## TASK DIRECTIONS
Report the number of lines in the entries below that include the word "bucăți", and nothing else.

Data entries

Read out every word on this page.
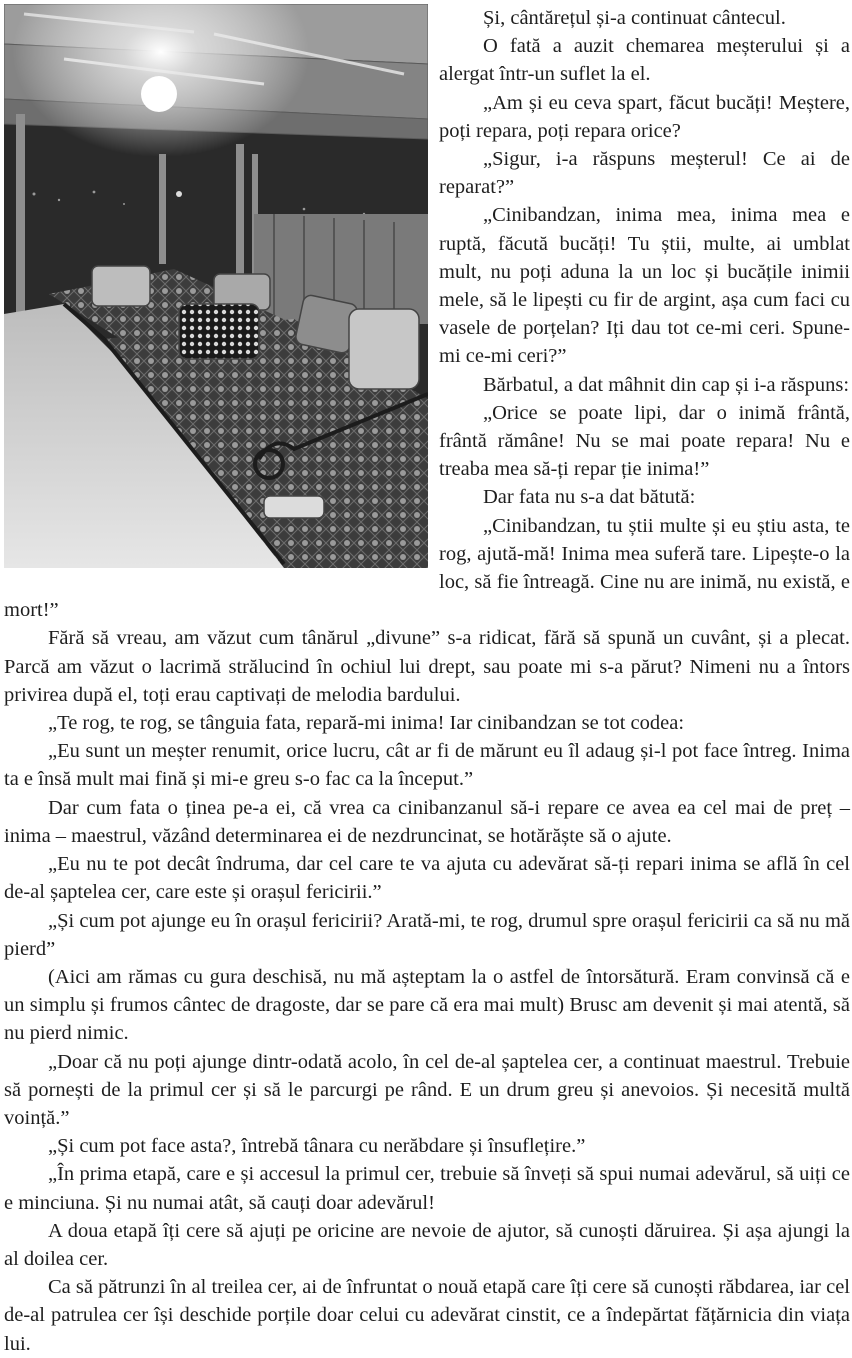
Și, cântărețul și-a continuat cântecul.

O fată a auzit chemarea meșterului și a alergat într-un suflet la el.

„Am și eu ceva spart, făcut bucăți! Meștere, poți repara, poți repara orice?

„Sigur, i-a răspuns meșterul! Ce ai de reparat?”

„Cinibandzan, inima mea, inima mea e ruptă, făcută bucăți! Tu știi, multe, ai umblat mult, nu poți aduna la un loc și bucățile inimii mele, să le lipești cu fir de argint, așa cum faci cu vasele de porțelan? Iți dau tot ce-mi ceri. Spune-mi ce-mi ceri?”

Bărbatul, a dat mâhnit din cap și i-a răspuns:

„Orice se poate lipi, dar o inimă frântă, frântă rămâne! Nu se mai poate repara! Nu e treaba mea să-ți repar ție inima!”

Dar fata nu s-a dat bătută:

„Cinibandzan, tu știi multe și eu știu asta, te rog, ajută-mă! Inima mea suferă tare. Lipește-o la loc, să fie întreagă. Cine nu are inimă, nu există, e mort!”

Fără să vreau, am văzut cum tânărul „divune” s-a ridicat, fără să spună un cuvânt, și a plecat. Parcă am văzut o lacrimă strălucind în ochiul lui drept, sau poate mi s-a părut? Nimeni nu a întors privirea după el, toți erau captivați de melodia bardului.

„Te rog, te rog, se tânguia fata, repară-mi inima! Iar cinibandzan se tot codea:

„Eu sunt un meșter renumit, orice lucru, cât ar fi de mărunt eu îl adaug și-l pot face întreg. Inima ta e însă mult mai fină și mi-e greu s-o fac ca la început.”

Dar cum fata o ținea pe-a ei, că vrea ca cinibanzanul să-i repare ce avea ea cel mai de preț – inima – maestrul, văzând determinarea ei de nezdruncinat, se hotărăște să o ajute.

„Eu nu te pot decât îndruma, dar cel care te va ajuta cu adevărat să-ți repari inima se află în cel de-al șaptelea cer, care este și orașul fericirii.”

„Și cum pot ajunge eu în orașul fericirii? Arată-mi, te rog, drumul spre orașul fericirii ca să nu mă pierd”

(Aici am rămas cu gura deschisă, nu mă așteptam la o astfel de întorsătură. Eram convinsă că e un simplu și frumos cântec de dragoste, dar se pare că era mai mult) Brusc am devenit și mai atentă, să nu pierd nimic.

„Doar că nu poți ajunge dintr-odată acolo, în cel de-al șaptelea cer, a continuat maestrul. Trebuie să pornești de la primul cer și să le parcurgi pe rând. E un drum greu și anevoios. Și necesită multă voință.”

„Și cum pot face asta?, întrebă tânara cu nerăbdare și însuflețire.”

„În prima etapă, care e și accesul la primul cer, trebuie să înveți să spui numai adevărul, să uiți ce e minciuna. Și nu numai atât, să cauți doar adevărul!

A doua etapă îți cere să ajuți pe oricine are nevoie de ajutor, să cunoști dăruirea. Și așa ajungi la al doilea cer.

Ca să pătrunzi în al treilea cer, ai de înfruntat o nouă etapă care îți cere să cunoști răbdarea, iar cel de-al patrulea cer își deschide porțile doar celui cu adevărat cinstit, ce a îndepărtat fățărnicia din viața lui.
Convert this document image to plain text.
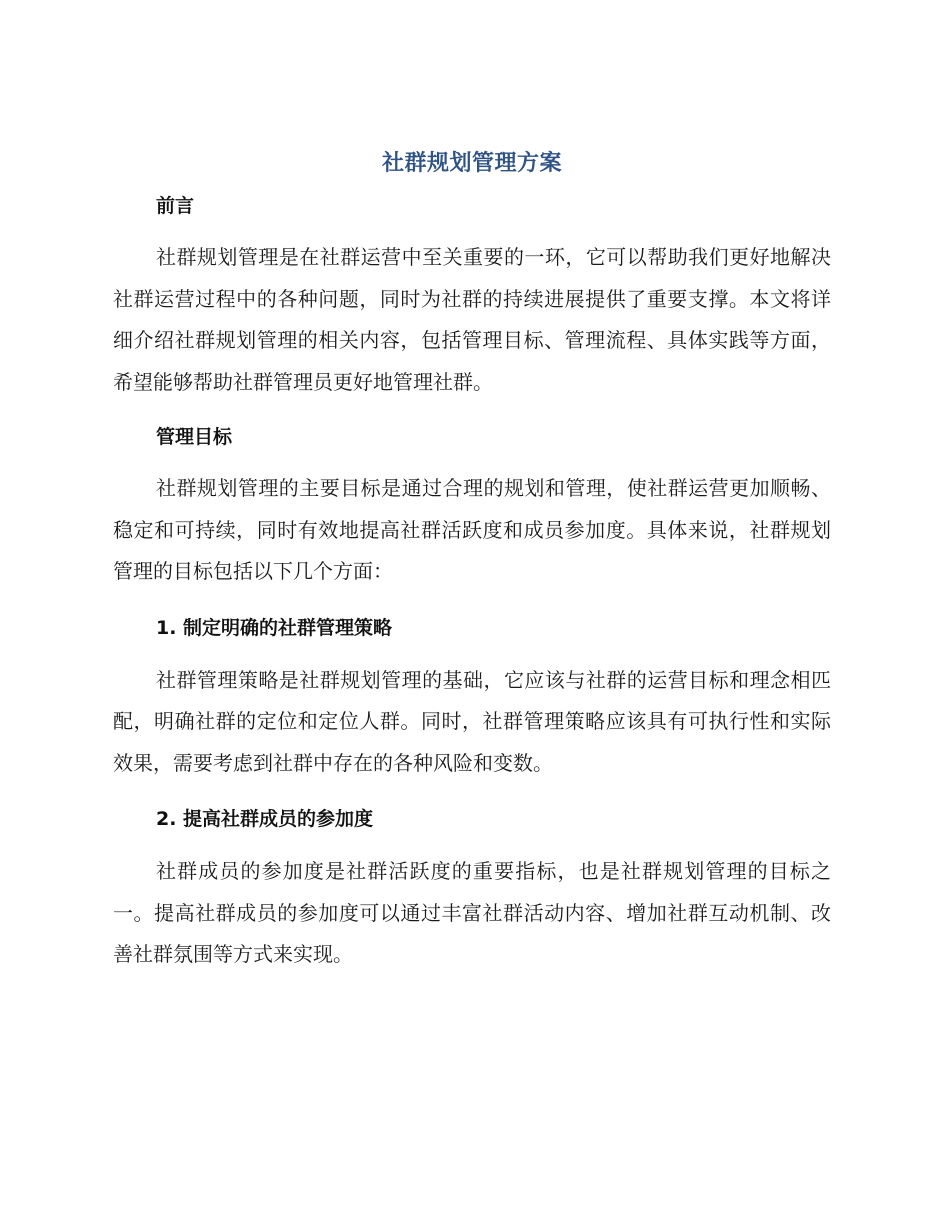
社群规划管理方案
前言

社群规划管理是在社群运营中至关重要的一环，它可以帮助我们更好地解决社群运营过程中的各种问题，同时为社群的持续进展提供了重要支撑。本文将详细介绍社群规划管理的相关内容，包括管理目标、管理流程、具体实践等方面，希望能够帮助社群管理员更好地管理社群。

管理目标

社群规划管理的主要目标是通过合理的规划和管理，使社群运营更加顺畅、稳定和可持续，同时有效地提高社群活跃度和成员参加度。具体来说，社群规划管理的目标包括以下几个方面：

1. 制定明确的社群管理策略

社群管理策略是社群规划管理的基础，它应该与社群的运营目标和理念相匹配，明确社群的定位和定位人群。同时，社群管理策略应该具有可执行性和实际效果，需要考虑到社群中存在的各种风险和变数。

2. 提高社群成员的参加度

社群成员的参加度是社群活跃度的重要指标，也是社群规划管理的目标之一。提高社群成员的参加度可以通过丰富社群活动内容、增加社群互动机制、改善社群氛围等方式来实现。
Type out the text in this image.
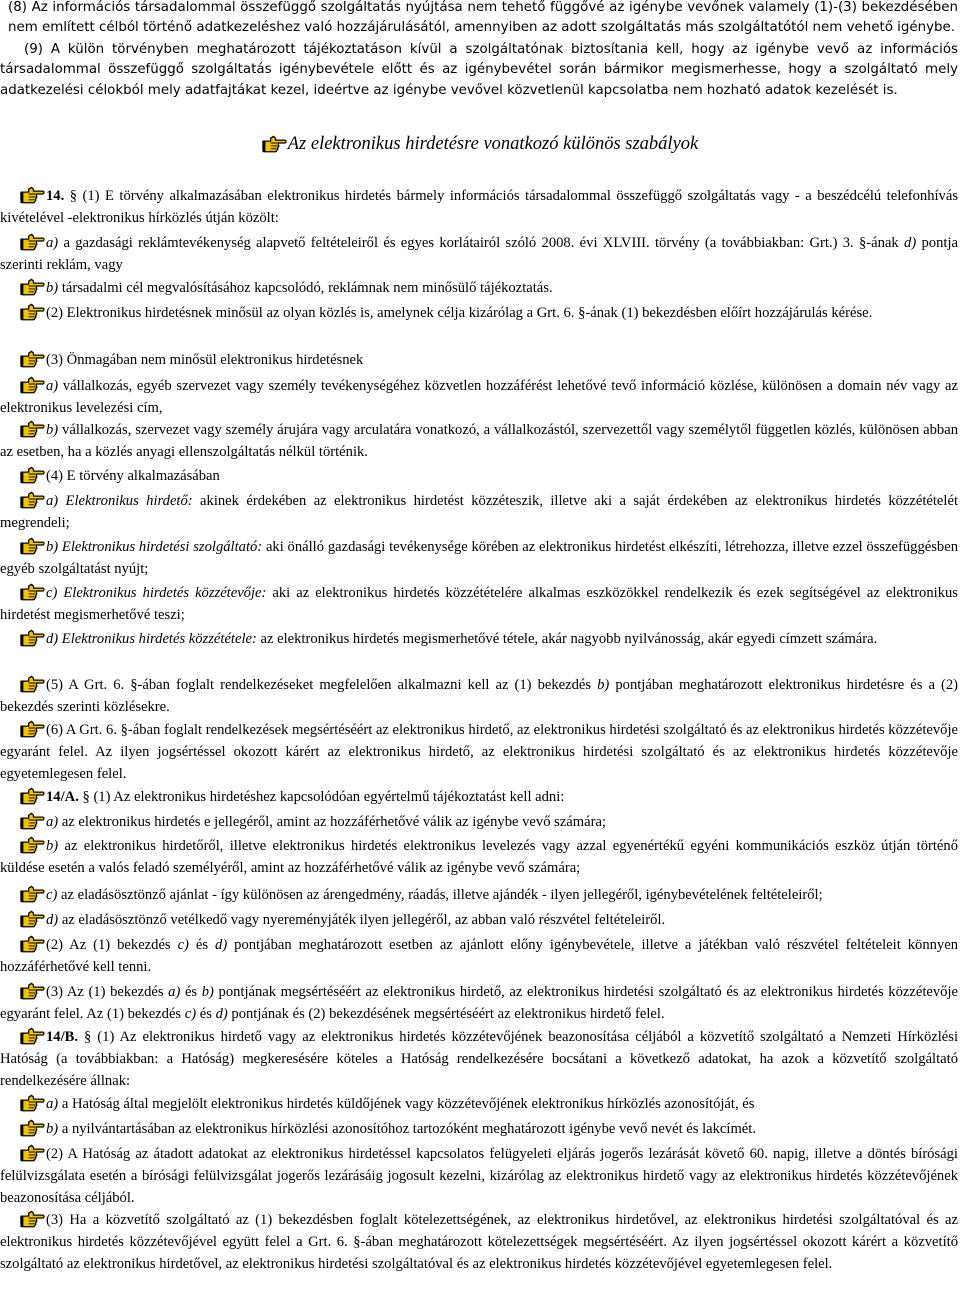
(8) Az információs társadalommal összefüggő szolgáltatás nyújtása nem tehető függővé az igénybe vevőnek valamely (1)-(3) bekezdésében nem említett célból történő adatkezeléshez való hozzájárulásától, amennyiben az adott szolgáltatás más szolgáltatótól nem vehető igénybe.

(9) A külön törvényben meghatározott tájékoztatáson kívül a szolgáltatónak biztosítania kell, hogy az igénybe vevő az információs társadalommal összefüggő szolgáltatás igénybevétele előtt és az igénybevétel során bármikor megismerhesse, hogy a szolgáltató mely adatkezelési célokból mely adatfajtákat kezel, ideértve az igénybe vevővel közvetlenül kapcsolatba nem hozható adatok kezelését is.

Az elektronikus hirdetésre vonatkozó különös szabályok

14. § (1) E törvény alkalmazásában elektronikus hirdetés bármely információs társadalommal összefüggő szolgáltatás vagy - a beszédcélú telefonhívás kivételével -elektronikus hírközlés útján közölt:

a) a gazdasági reklámtevékenység alapvető feltételeiről és egyes korlátairól szóló 2008. évi XLVIII. törvény (a továbbiakban: Grt.) 3. §-ának d) pontja szerinti reklám, vagy

b) társadalmi cél megvalósításához kapcsolódó, reklámnak nem minősülő tájékoztatás.

(2) Elektronikus hirdetésnek minősül az olyan közlés is, amelynek célja kizárólag a Grt. 6. §-ának (1) bekezdésben előírt hozzájárulás kérése.

(3) Önmagában nem minősül elektronikus hirdetésnek

a) vállalkozás, egyéb szervezet vagy személy tevékenységéhez közvetlen hozzáférést lehetővé tevő információ közlése, különösen a domain név vagy az elektronikus levelezési cím,

b) vállalkozás, szervezet vagy személy árujára vagy arculatára vonatkozó, a vállalkozástól, szervezettől vagy személytől független közlés, különösen abban az esetben, ha a közlés anyagi ellenszolgáltatás nélkül történik.

(4) E törvény alkalmazásában

a) Elektronikus hirdető: akinek érdekében az elektronikus hirdetést közzéteszik, illetve aki a saját érdekében az elektronikus hirdetés közzétételét megrendeli;

b) Elektronikus hirdetési szolgáltató: aki önálló gazdasági tevékenysége körében az elektronikus hirdetést elkészíti, létrehozza, illetve ezzel összefüggésben egyéb szolgáltatást nyújt;

c) Elektronikus hirdetés közzétevője: aki az elektronikus hirdetés közzétételére alkalmas eszközökkel rendelkezik és ezek segítségével az elektronikus hirdetést megismerhetővé teszi;

d) Elektronikus hirdetés közzététele: az elektronikus hirdetés megismerhetővé tétele, akár nagyobb nyilvánosság, akár egyedi címzett számára.

(5) A Grt. 6. §-ában foglalt rendelkezéseket megfelelően alkalmazni kell az (1) bekezdés b) pontjában meghatározott elektronikus hirdetésre és a (2) bekezdés szerinti közlésekre.

(6) A Grt. 6. §-ában foglalt rendelkezések megsértéséért az elektronikus hirdető, az elektronikus hirdetési szolgáltató és az elektronikus hirdetés közzétevője egyaránt felel. Az ilyen jogsértéssel okozott kárért az elektronikus hirdető, az elektronikus hirdetési szolgáltató és az elektronikus hirdetés közzétevője egyetemlegesen felel.

14/A. § (1) Az elektronikus hirdetéshez kapcsolódóan egyértelmű tájékoztatást kell adni:

a) az elektronikus hirdetés e jellegéről, amint az hozzáférhetővé válik az igénybe vevő számára;

b) az elektronikus hirdetőről, illetve elektronikus hirdetés elektronikus levelezés vagy azzal egyenértékű egyéni kommunikációs eszköz útján történő küldése esetén a valós feladó személyéről, amint az hozzáférhetővé válik az igénybe vevő számára;

c) az eladásösztönző ajánlat - így különösen az árengedmény, ráadás, illetve ajándék - ilyen jellegéről, igénybevételének feltételeiről;

d) az eladásösztönző vetélkedő vagy nyereményjáték ilyen jellegéről, az abban való részvétel feltételeiről.

(2) Az (1) bekezdés c) és d) pontjában meghatározott esetben az ajánlott előny igénybevétele, illetve a játékban való részvétel feltételeit könnyen hozzáférhetővé kell tenni.

(3) Az (1) bekezdés a) és b) pontjának megsértéséért az elektronikus hirdető, az elektronikus hirdetési szolgáltató és az elektronikus hirdetés közzétevője egyaránt felel. Az (1) bekezdés c) és d) pontjának és (2) bekezdésének megsértéséért az elektronikus hirdető felel.

14/B. § (1) Az elektronikus hirdető vagy az elektronikus hirdetés közzétevőjének beazonosítása céljából a közvetítő szolgáltató a Nemzeti Hírközlési Hatóság (a továbbiakban: a Hatóság) megkeresésére köteles a Hatóság rendelkezésére bocsátani a következő adatokat, ha azok a közvetítő szolgáltató rendelkezésére állnak:

a) a Hatóság által megjelölt elektronikus hirdetés küldőjének vagy közzétevőjének elektronikus hírközlés azonosítóját, és

b) a nyilvántartásában az elektronikus hírközlési azonosítóhoz tartozóként meghatározott igénybe vevő nevét és lakcímét.

(2) A Hatóság az átadott adatokat az elektronikus hirdetéssel kapcsolatos felügyeleti eljárás jogerős lezárását követő 60. napig, illetve a döntés bírósági felülvizsgálata esetén a bírósági felülvizsgálat jogerős lezárásáig jogosult kezelni, kizárólag az elektronikus hirdető vagy az elektronikus hirdetés közzétevőjének beazonosítása céljából.

(3) Ha a közvetítő szolgáltató az (1) bekezdésben foglalt kötelezettségének, az elektronikus hirdetővel, az elektronikus hirdetési szolgáltatóval és az elektronikus hirdetés közzétevőjével együtt felel a Grt. 6. §-ában meghatározott kötelezettségek megsértéséért. Az ilyen jogsértéssel okozott kárért a közvetítő szolgáltató az elektronikus hirdetővel, az elektronikus hirdetési szolgáltatóval és az elektronikus hirdetés közzétevőjével egyetemlegesen felel.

## RESPONSE FOR THIS EXERCISE
2